WHAT IS EXPECTED
Copy every line from the records below that holds the word "page".
DATA FOR PROCESSING Block Start
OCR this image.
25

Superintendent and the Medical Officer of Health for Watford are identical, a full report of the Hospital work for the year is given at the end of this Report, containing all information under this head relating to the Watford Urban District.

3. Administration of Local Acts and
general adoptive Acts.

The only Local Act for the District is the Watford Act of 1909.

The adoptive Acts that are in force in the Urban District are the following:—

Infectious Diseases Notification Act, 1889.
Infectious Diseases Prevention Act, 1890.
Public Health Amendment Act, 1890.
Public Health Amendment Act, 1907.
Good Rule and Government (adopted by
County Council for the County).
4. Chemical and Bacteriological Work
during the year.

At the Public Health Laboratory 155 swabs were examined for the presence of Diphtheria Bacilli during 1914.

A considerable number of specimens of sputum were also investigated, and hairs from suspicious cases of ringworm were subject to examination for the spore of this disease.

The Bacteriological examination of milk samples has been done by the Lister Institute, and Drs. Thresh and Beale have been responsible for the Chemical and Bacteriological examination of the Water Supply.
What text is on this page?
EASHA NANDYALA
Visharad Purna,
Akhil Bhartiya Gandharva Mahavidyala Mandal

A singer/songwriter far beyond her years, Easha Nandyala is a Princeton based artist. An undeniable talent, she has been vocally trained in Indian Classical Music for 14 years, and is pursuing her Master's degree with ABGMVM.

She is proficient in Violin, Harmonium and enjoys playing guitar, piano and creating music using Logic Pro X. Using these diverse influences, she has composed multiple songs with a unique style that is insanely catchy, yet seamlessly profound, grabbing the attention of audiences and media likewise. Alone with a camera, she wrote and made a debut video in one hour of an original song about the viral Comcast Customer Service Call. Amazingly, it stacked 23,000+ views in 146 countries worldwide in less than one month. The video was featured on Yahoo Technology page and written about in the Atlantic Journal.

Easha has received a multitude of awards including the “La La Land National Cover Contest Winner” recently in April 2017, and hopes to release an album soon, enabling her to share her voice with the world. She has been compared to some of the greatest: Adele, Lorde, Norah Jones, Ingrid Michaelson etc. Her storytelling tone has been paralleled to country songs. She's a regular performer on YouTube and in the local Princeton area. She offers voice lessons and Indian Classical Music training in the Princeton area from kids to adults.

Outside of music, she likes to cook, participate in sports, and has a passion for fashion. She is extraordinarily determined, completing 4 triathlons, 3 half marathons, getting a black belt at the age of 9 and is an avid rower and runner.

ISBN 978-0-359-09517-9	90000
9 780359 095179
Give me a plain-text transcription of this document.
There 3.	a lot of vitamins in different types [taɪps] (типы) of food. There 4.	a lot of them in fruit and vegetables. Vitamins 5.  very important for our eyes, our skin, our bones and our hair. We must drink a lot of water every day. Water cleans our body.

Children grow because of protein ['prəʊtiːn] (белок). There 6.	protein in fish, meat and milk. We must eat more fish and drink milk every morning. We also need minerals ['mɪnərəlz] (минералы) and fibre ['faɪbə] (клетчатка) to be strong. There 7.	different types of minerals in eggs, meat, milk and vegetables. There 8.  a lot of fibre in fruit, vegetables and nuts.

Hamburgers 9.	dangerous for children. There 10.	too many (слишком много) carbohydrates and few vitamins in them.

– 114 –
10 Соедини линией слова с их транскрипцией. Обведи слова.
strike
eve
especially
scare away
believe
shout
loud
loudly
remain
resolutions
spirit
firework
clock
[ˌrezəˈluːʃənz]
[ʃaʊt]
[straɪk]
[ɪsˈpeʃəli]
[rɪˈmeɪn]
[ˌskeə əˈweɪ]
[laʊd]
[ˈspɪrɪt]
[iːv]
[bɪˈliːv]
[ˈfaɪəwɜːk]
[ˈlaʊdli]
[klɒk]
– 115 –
DATA FOR PROCESSING Block End
WRITTEN REPLY
What text is on this page?
She is proficient in Violin, Harmonium and enjoys playing guitar, piano and creating music using Logic Pro X. Using these diverse influences, she has composed multiple songs with a unique style that is insanely catchy, yet seamlessly profound, grabbing the attention of audiences and media likewise. Alone with a camera, she wrote and made a debut video in one hour of an original song about the viral Comcast Customer Service Call. Amazingly, it stacked 23,000+ views in 146 countries worldwide in less than one month. The video was featured on Yahoo Technology page and written about in the Atlantic Journal.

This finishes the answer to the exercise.